• EXERCISE DETAILS: Make an exact copy of all the entries below, with the pictures left out.

• Records from a collection of figures:
>>>>
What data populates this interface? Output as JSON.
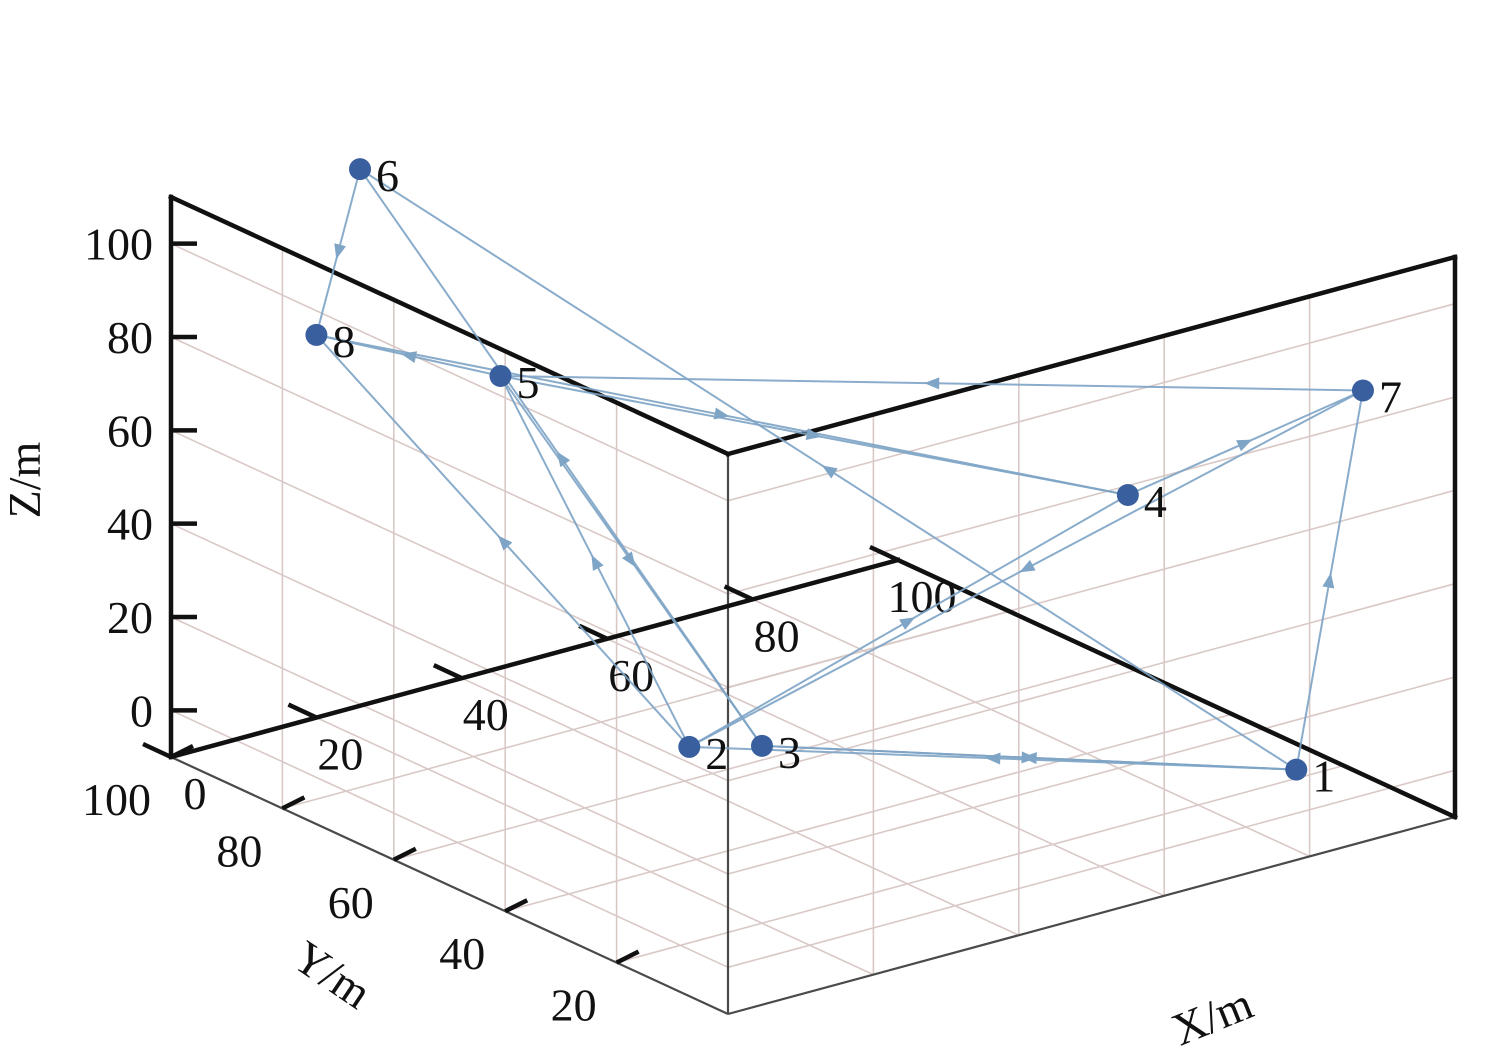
{
  "chart_data": {
    "type": "scatter",
    "projection": "3d",
    "title": "",
    "xlabel": "X/m",
    "ylabel": "Y/m",
    "zlabel": "Z/m",
    "xlim": [
      0,
      100
    ],
    "ylim": [
      0,
      100
    ],
    "zlim": [
      -10,
      110
    ],
    "x_ticks": [
      "0",
      "20",
      "40",
      "60",
      "80",
      "100"
    ],
    "y_ticks": [
      "20",
      "40",
      "60",
      "80",
      "100"
    ],
    "z_ticks": [
      "0",
      "20",
      "40",
      "60",
      "80",
      "100"
    ],
    "grid": true,
    "colors": {
      "point": "#3a5f9e",
      "path": "#7ea4c6",
      "grid": "#d9c9c6",
      "axis": "#111111"
    },
    "points": [
      {
        "label": "1",
        "x": 82,
        "y": 5,
        "z": 5
      },
      {
        "label": "2",
        "x": 10,
        "y": 20,
        "z": 32
      },
      {
        "label": "3",
        "x": 20,
        "y": 20,
        "z": 28
      },
      {
        "label": "4",
        "x": 55,
        "y": 0,
        "z": 78
      },
      {
        "label": "5",
        "x": 30,
        "y": 80,
        "z": 70
      },
      {
        "label": "6",
        "x": 26,
        "y": 100,
        "z": 105
      },
      {
        "label": "7",
        "x": 95,
        "y": 10,
        "z": 78
      },
      {
        "label": "8",
        "x": 20,
        "y": 100,
        "z": 72
      }
    ],
    "path": [
      [
        "1",
        "7"
      ],
      [
        "7",
        "2"
      ],
      [
        "2",
        "4"
      ],
      [
        "4",
        "7"
      ],
      [
        "7",
        "5"
      ],
      [
        "5",
        "4"
      ],
      [
        "5",
        "3"
      ],
      [
        "3",
        "6"
      ],
      [
        "6",
        "8"
      ],
      [
        "8",
        "4"
      ],
      [
        "5",
        "8"
      ],
      [
        "1",
        "2"
      ],
      [
        "2",
        "5"
      ],
      [
        "1",
        "3"
      ],
      [
        "3",
        "1"
      ],
      [
        "2",
        "8"
      ],
      [
        "1",
        "6"
      ]
    ]
  }
}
<<<<
• TASK ANSWER:
What data populates this interface? Output as JSON.
{
  "chart_data": {
    "type": "scatter",
    "projection": "3d",
    "title": "",
    "xlabel": "X/m",
    "ylabel": "Y/m",
    "zlabel": "Z/m",
    "xlim": [
      0,
      100
    ],
    "ylim": [
      0,
      100
    ],
    "zlim": [
      -10,
      110
    ],
    "x_ticks": [
      "0",
      "20",
      "40",
      "60",
      "80",
      "100"
    ],
    "y_ticks": [
      "20",
      "40",
      "60",
      "80",
      "100"
    ],
    "z_ticks": [
      "0",
      "20",
      "40",
      "60",
      "80",
      "100"
    ],
    "grid": true,
    "colors": {
      "point": "#3a5f9e",
      "path": "#7ea4c6",
      "grid": "#d9c9c6",
      "axis": "#111111"
    },
    "points": [
      {
        "label": "1",
        "x": 82,
        "y": 5,
        "z": 5
      },
      {
        "label": "2",
        "x": 10,
        "y": 20,
        "z": 32
      },
      {
        "label": "3",
        "x": 20,
        "y": 20,
        "z": 28
      },
      {
        "label": "4",
        "x": 55,
        "y": 0,
        "z": 78
      },
      {
        "label": "5",
        "x": 30,
        "y": 80,
        "z": 70
      },
      {
        "label": "6",
        "x": 26,
        "y": 100,
        "z": 105
      },
      {
        "label": "7",
        "x": 95,
        "y": 10,
        "z": 78
      },
      {
        "label": "8",
        "x": 20,
        "y": 100,
        "z": 72
      }
    ],
    "path": [
      [
        "1",
        "7"
      ],
      [
        "7",
        "2"
      ],
      [
        "2",
        "4"
      ],
      [
        "4",
        "7"
      ],
      [
        "7",
        "5"
      ],
      [
        "5",
        "4"
      ],
      [
        "5",
        "3"
      ],
      [
        "3",
        "6"
      ],
      [
        "6",
        "8"
      ],
      [
        "8",
        "4"
      ],
      [
        "5",
        "8"
      ],
      [
        "1",
        "2"
      ],
      [
        "2",
        "5"
      ],
      [
        "1",
        "3"
      ],
      [
        "3",
        "1"
      ],
      [
        "2",
        "8"
      ],
      [
        "1",
        "6"
      ]
    ]
  }
}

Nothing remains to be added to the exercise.